→ Short task: Quote, without change, all of the lines that follow.

Entries from a dataset:
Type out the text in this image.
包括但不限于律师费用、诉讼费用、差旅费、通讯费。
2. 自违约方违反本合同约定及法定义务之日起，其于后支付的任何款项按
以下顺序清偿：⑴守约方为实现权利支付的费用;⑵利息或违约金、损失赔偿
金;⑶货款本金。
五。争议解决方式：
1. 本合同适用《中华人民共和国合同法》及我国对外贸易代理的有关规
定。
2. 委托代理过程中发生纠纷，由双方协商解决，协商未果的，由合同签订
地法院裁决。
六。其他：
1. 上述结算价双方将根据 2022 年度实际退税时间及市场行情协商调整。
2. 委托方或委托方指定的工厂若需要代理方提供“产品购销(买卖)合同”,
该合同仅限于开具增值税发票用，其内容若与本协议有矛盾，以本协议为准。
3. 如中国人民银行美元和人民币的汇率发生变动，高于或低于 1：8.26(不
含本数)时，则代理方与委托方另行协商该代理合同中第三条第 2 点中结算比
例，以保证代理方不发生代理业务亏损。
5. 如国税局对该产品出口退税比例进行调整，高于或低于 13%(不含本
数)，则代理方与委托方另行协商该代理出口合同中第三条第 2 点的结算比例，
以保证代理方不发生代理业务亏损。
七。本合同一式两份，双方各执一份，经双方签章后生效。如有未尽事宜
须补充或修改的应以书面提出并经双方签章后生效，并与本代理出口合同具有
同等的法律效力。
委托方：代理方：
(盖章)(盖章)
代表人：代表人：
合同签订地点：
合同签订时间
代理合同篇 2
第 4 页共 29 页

→ Full solution:
Type out the text in this image.
包括但不限于律师费用、诉讼费用、差旅费、通讯费。
2. 自违约方违反本合同约定及法定义务之日起，其于后支付的任何款项按
以下顺序清偿：⑴守约方为实现权利支付的费用;⑵利息或违约金、损失赔偿
金;⑶货款本金。
五。争议解决方式：
1. 本合同适用《中华人民共和国合同法》及我国对外贸易代理的有关规
定。
2. 委托代理过程中发生纠纷，由双方协商解决，协商未果的，由合同签订
地法院裁决。
六。其他：
1. 上述结算价双方将根据 2022 年度实际退税时间及市场行情协商调整。
2. 委托方或委托方指定的工厂若需要代理方提供“产品购销(买卖)合同”,
该合同仅限于开具增值税发票用，其内容若与本协议有矛盾，以本协议为准。
3. 如中国人民银行美元和人民币的汇率发生变动，高于或低于 1：8.26(不
含本数)时，则代理方与委托方另行协商该代理合同中第三条第 2 点中结算比
例，以保证代理方不发生代理业务亏损。
5. 如国税局对该产品出口退税比例进行调整，高于或低于 13%(不含本
数)，则代理方与委托方另行协商该代理出口合同中第三条第 2 点的结算比例，
以保证代理方不发生代理业务亏损。
七。本合同一式两份，双方各执一份，经双方签章后生效。如有未尽事宜
须补充或修改的应以书面提出并经双方签章后生效，并与本代理出口合同具有
同等的法律效力。
委托方：代理方：
(盖章)(盖章)
代表人：代表人：
合同签订地点：
合同签订时间
代理合同篇 2
第 4 页共 29 页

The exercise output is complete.